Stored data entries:
:::

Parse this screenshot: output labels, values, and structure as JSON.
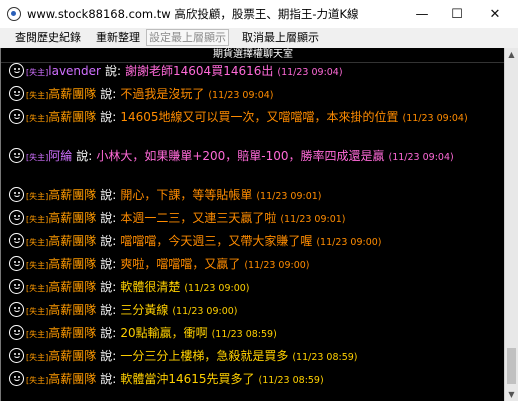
{
  "window": {
    "title": "www.stock88168.com.tw 高欣投顧，股票王、期指王-力道K線",
    "minimize": "—",
    "maximize": "☐",
    "close": "✕"
  },
  "toolbar": {
    "history": "查閱歷史紀錄",
    "refresh": "重新整理",
    "set_top": "設定最上層顯示",
    "cancel_top": "取消最上層顯示"
  },
  "room": {
    "title": "期貨選擇權聊天室"
  },
  "colors": {
    "agency": "#ff9a00",
    "user": "#d070ff",
    "pink_text": "#ff6ad8",
    "orange_text": "#ff8c00",
    "yellow_text": "#ffd000"
  },
  "messages": [
    {
      "tag": "[失主]",
      "name": "lavender",
      "says": "說:",
      "text": "謝謝老師14604買14616出",
      "time": "(11/23 09:04)"
    },
    {
      "tag": "[失主]",
      "name": "高薪團隊",
      "says": "說:",
      "text": "不過我是沒玩了",
      "time": "(11/23 09:04)"
    },
    {
      "tag": "[失主]",
      "name": "高薪團隊",
      "says": "說:",
      "text": "14605地線又可以買一次，又噹噹噹，本來掛的位置",
      "time": "(11/23 09:04)"
    },
    {
      "tag": "[失主]",
      "name": "阿綸",
      "says": "說:",
      "text": "小林大，如果賺單+200，賠單-100，勝率四成還是贏",
      "time": "(11/23 09:04)"
    },
    {
      "tag": "[失主]",
      "name": "高薪團隊",
      "says": "說:",
      "text": "開心，下課，等等貼帳單",
      "time": "(11/23 09:01)"
    },
    {
      "tag": "[失主]",
      "name": "高薪團隊",
      "says": "說:",
      "text": "本週一二三，又連三天贏了啦",
      "time": "(11/23 09:01)"
    },
    {
      "tag": "[失主]",
      "name": "高薪團隊",
      "says": "說:",
      "text": "噹噹噹，今天週三，又帶大家賺了喔",
      "time": "(11/23 09:00)"
    },
    {
      "tag": "[失主]",
      "name": "高薪團隊",
      "says": "說:",
      "text": "爽啦，噹噹噹，又贏了",
      "time": "(11/23 09:00)"
    },
    {
      "tag": "[失主]",
      "name": "高薪團隊",
      "says": "說:",
      "text": "軟體很清楚",
      "time": "(11/23 09:00)"
    },
    {
      "tag": "[失主]",
      "name": "高薪團隊",
      "says": "說:",
      "text": "三分黃線",
      "time": "(11/23 09:00)"
    },
    {
      "tag": "[失主]",
      "name": "高薪團隊",
      "says": "說:",
      "text": "20點輸贏，衝啊",
      "time": "(11/23 08:59)"
    },
    {
      "tag": "[失主]",
      "name": "高薪團隊",
      "says": "說:",
      "text": "一分三分上樓梯，急殺就是買多",
      "time": "(11/23 08:59)"
    },
    {
      "tag": "[失主]",
      "name": "高薪團隊",
      "says": "說:",
      "text": "軟體當沖14615先買多了",
      "time": "(11/23 08:59)"
    }
  ]
}
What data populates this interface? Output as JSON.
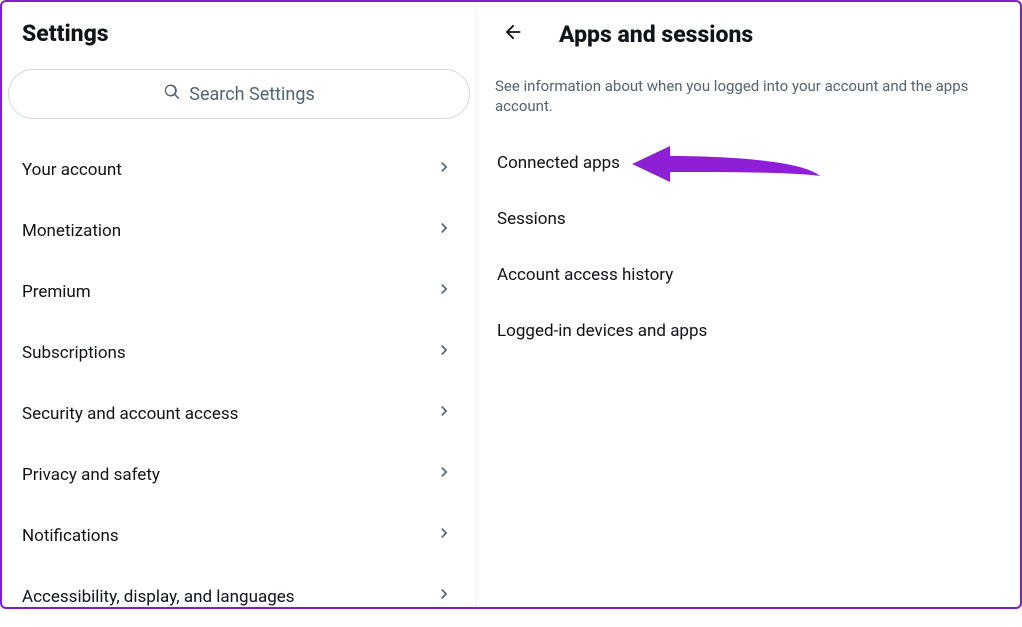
{
  "left": {
    "title": "Settings",
    "search_placeholder": "Search Settings",
    "nav": [
      "Your account",
      "Monetization",
      "Premium",
      "Subscriptions",
      "Security and account access",
      "Privacy and safety",
      "Notifications",
      "Accessibility, display, and languages"
    ]
  },
  "right": {
    "title": "Apps and sessions",
    "description": "See information about when you logged into your account and the apps account.",
    "items": [
      "Connected apps",
      "Sessions",
      "Account access history",
      "Logged-in devices and apps"
    ]
  }
}
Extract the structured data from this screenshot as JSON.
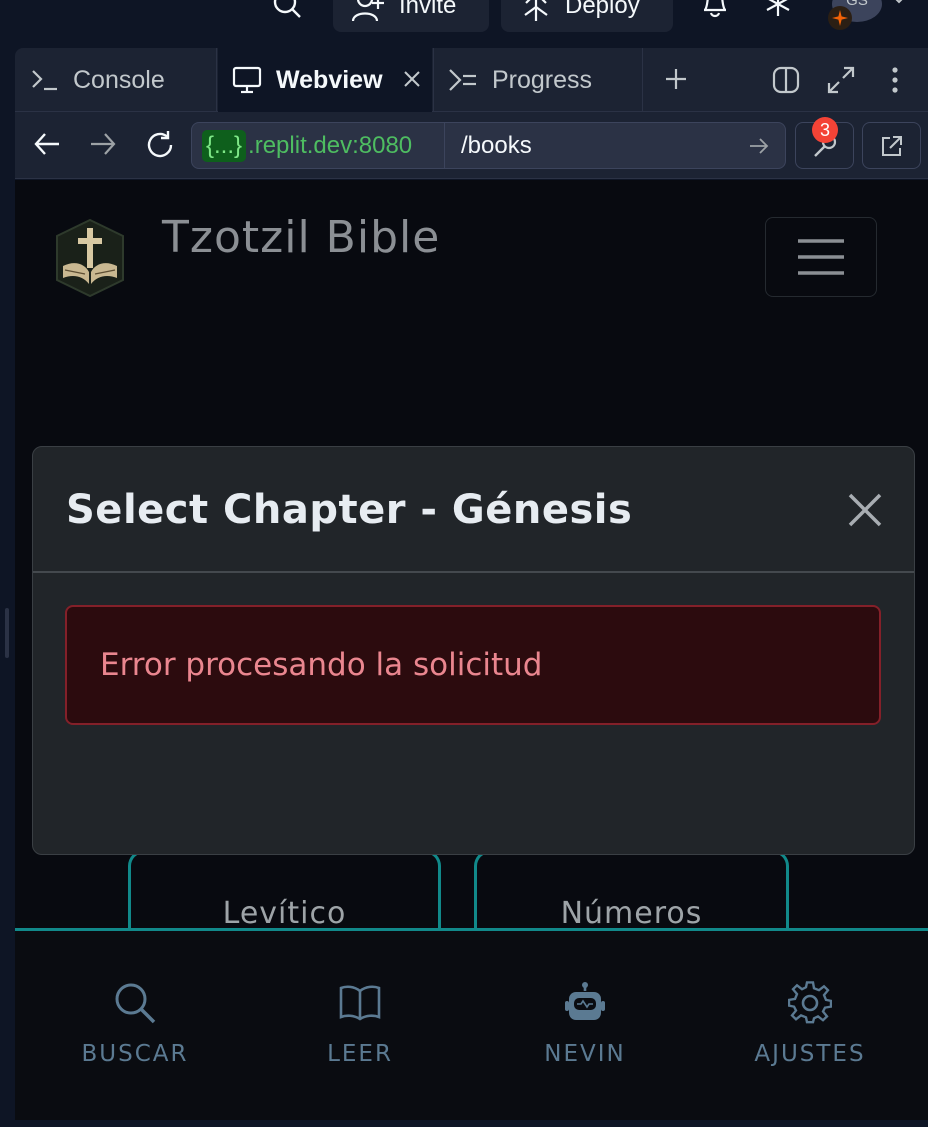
{
  "workspace_header": {
    "invite_label": "Invite",
    "deploy_label": "Deploy",
    "avatar_initials": "GS"
  },
  "panel_tabs": [
    {
      "label": "Console",
      "icon": "terminal-icon",
      "active": false
    },
    {
      "label": "Webview",
      "icon": "monitor-icon",
      "active": true
    },
    {
      "label": "Progress",
      "icon": "progress-icon",
      "active": false
    }
  ],
  "browser": {
    "url_host_pill": "{...}",
    "url_host": ".replit.dev:8080",
    "url_path": "/books",
    "devtools_badge": "3"
  },
  "app": {
    "title": "Tzotzil Bible",
    "books_visible": [
      "Levítico",
      "Números"
    ],
    "bottom_nav": [
      {
        "label": "BUSCAR",
        "icon": "search-icon"
      },
      {
        "label": "LEER",
        "icon": "book-open-icon"
      },
      {
        "label": "NEVIN",
        "icon": "robot-icon"
      },
      {
        "label": "AJUSTES",
        "icon": "gear-icon"
      }
    ]
  },
  "modal": {
    "title": "Select Chapter - Génesis",
    "error_message": "Error procesando la solicitud"
  },
  "colors": {
    "ide_bg": "#0e1525",
    "ide_panel": "#1c2333",
    "app_bg": "#080a10",
    "accent_teal": "#11898a",
    "error_text": "#ea868f",
    "error_bg": "#2c0b0e",
    "url_green": "#4ebd61"
  }
}
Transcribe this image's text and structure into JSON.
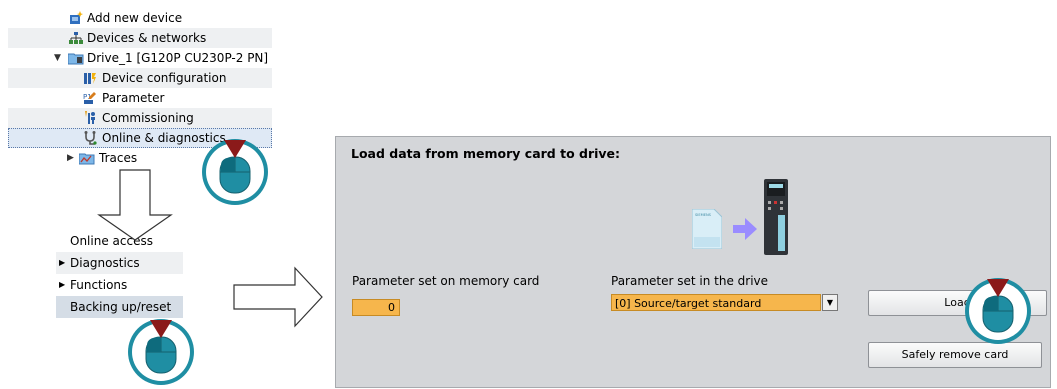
{
  "tree": {
    "items": [
      {
        "label": "Add new device",
        "icon": "add-device-icon"
      },
      {
        "label": "Devices & networks",
        "icon": "network-icon"
      },
      {
        "label": "Drive_1 [G120P CU230P-2 PN]",
        "icon": "drive-folder-icon",
        "expanded": true
      },
      {
        "label": "Device configuration",
        "icon": "device-config-icon"
      },
      {
        "label": "Parameter",
        "icon": "parameter-icon"
      },
      {
        "label": "Commissioning",
        "icon": "commissioning-icon"
      },
      {
        "label": "Online & diagnostics",
        "icon": "online-diagnostics-icon",
        "selected": true
      },
      {
        "label": "Traces",
        "icon": "traces-icon",
        "collapsed": true
      }
    ]
  },
  "menu": {
    "items": [
      {
        "label": "Online access"
      },
      {
        "label": "Diagnostics",
        "has_submenu": true
      },
      {
        "label": "Functions",
        "has_submenu": true
      },
      {
        "label": "Backing up/reset",
        "active": true
      }
    ]
  },
  "panel": {
    "title": "Load data from memory card to drive:",
    "card_label": "Parameter set on memory card",
    "card_value": "0",
    "drive_label": "Parameter set in the drive",
    "drive_value": "[0] Source/target standard",
    "load_button": "Load",
    "remove_button": "Safely remove card",
    "card_brand": "SIEMENS"
  },
  "colors": {
    "accent_field": "#f6b64c",
    "panel_bg": "#d4d6d9",
    "mouse_teal": "#1f8ea3",
    "click_red": "#8b1a1a",
    "transfer_arrow": "#9a8cff"
  }
}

:::

• EXERCISE REQUIREMENTS: Pull out every line of the records that includes the string "true".

• RESPONSE TO THIS TASK:
      "active": true
        "expanded": true
        "selected": true
        "collapsed": true
        "has_submenu": true
        "has_submenu": true
        "active": true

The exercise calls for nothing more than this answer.